→ Provided data:

^^^^^^^^^^^^^^^^

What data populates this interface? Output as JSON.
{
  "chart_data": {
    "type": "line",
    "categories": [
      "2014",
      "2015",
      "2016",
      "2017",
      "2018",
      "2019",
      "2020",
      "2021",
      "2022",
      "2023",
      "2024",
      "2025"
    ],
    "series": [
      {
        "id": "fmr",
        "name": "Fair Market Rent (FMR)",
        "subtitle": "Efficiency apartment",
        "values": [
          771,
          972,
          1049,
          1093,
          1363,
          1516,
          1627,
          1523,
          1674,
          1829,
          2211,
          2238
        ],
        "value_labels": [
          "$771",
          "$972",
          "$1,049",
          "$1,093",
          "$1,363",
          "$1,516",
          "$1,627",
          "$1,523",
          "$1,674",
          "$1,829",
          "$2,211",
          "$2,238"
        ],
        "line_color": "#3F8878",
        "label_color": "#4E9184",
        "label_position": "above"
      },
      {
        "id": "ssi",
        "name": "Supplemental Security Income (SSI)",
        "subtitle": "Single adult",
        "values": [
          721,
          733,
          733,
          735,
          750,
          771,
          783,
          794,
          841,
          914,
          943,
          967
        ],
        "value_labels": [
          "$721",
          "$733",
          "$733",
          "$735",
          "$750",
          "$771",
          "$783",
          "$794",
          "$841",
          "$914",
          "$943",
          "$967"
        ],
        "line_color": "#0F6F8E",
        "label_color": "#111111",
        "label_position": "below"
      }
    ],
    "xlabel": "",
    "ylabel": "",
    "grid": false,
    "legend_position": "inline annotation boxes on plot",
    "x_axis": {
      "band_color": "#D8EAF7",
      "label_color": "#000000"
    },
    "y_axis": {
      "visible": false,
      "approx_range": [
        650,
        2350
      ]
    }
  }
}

^^^^^^^^^^^^^^^^

→ What is needed: Each line of the listing above should be output exactly.

→ Problem solution:
What data populates this interface? Output as JSON.
{
  "chart_data": {
    "type": "line",
    "categories": [
      "2014",
      "2015",
      "2016",
      "2017",
      "2018",
      "2019",
      "2020",
      "2021",
      "2022",
      "2023",
      "2024",
      "2025"
    ],
    "series": [
      {
        "id": "fmr",
        "name": "Fair Market Rent (FMR)",
        "subtitle": "Efficiency apartment",
        "values": [
          771,
          972,
          1049,
          1093,
          1363,
          1516,
          1627,
          1523,
          1674,
          1829,
          2211,
          2238
        ],
        "value_labels": [
          "$771",
          "$972",
          "$1,049",
          "$1,093",
          "$1,363",
          "$1,516",
          "$1,627",
          "$1,523",
          "$1,674",
          "$1,829",
          "$2,211",
          "$2,238"
        ],
        "line_color": "#3F8878",
        "label_color": "#4E9184",
        "label_position": "above"
      },
      {
        "id": "ssi",
        "name": "Supplemental Security Income (SSI)",
        "subtitle": "Single adult",
        "values": [
          721,
          733,
          733,
          735,
          750,
          771,
          783,
          794,
          841,
          914,
          943,
          967
        ],
        "value_labels": [
          "$721",
          "$733",
          "$733",
          "$735",
          "$750",
          "$771",
          "$783",
          "$794",
          "$841",
          "$914",
          "$943",
          "$967"
        ],
        "line_color": "#0F6F8E",
        "label_color": "#111111",
        "label_position": "below"
      }
    ],
    "xlabel": "",
    "ylabel": "",
    "grid": false,
    "legend_position": "inline annotation boxes on plot",
    "x_axis": {
      "band_color": "#D8EAF7",
      "label_color": "#000000"
    },
    "y_axis": {
      "visible": false,
      "approx_range": [
        650,
        2350
      ]
    }
  }
}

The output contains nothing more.